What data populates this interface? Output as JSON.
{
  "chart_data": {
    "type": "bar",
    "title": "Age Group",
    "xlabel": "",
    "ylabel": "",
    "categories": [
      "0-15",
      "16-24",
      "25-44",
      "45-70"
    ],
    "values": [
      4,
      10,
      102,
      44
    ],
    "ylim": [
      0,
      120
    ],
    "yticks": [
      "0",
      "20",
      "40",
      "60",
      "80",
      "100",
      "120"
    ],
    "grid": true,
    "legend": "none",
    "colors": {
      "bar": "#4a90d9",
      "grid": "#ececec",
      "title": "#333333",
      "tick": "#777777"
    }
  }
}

Direction: Return all of the data precisely as it appears.

Response to the exercise:
What data populates this interface? Output as JSON.
{
  "chart_data": {
    "type": "bar",
    "title": "Age Group",
    "xlabel": "",
    "ylabel": "",
    "categories": [
      "0-15",
      "16-24",
      "25-44",
      "45-70"
    ],
    "values": [
      4,
      10,
      102,
      44
    ],
    "ylim": [
      0,
      120
    ],
    "yticks": [
      "0",
      "20",
      "40",
      "60",
      "80",
      "100",
      "120"
    ],
    "grid": true,
    "legend": "none",
    "colors": {
      "bar": "#4a90d9",
      "grid": "#ececec",
      "title": "#333333",
      "tick": "#777777"
    }
  }
}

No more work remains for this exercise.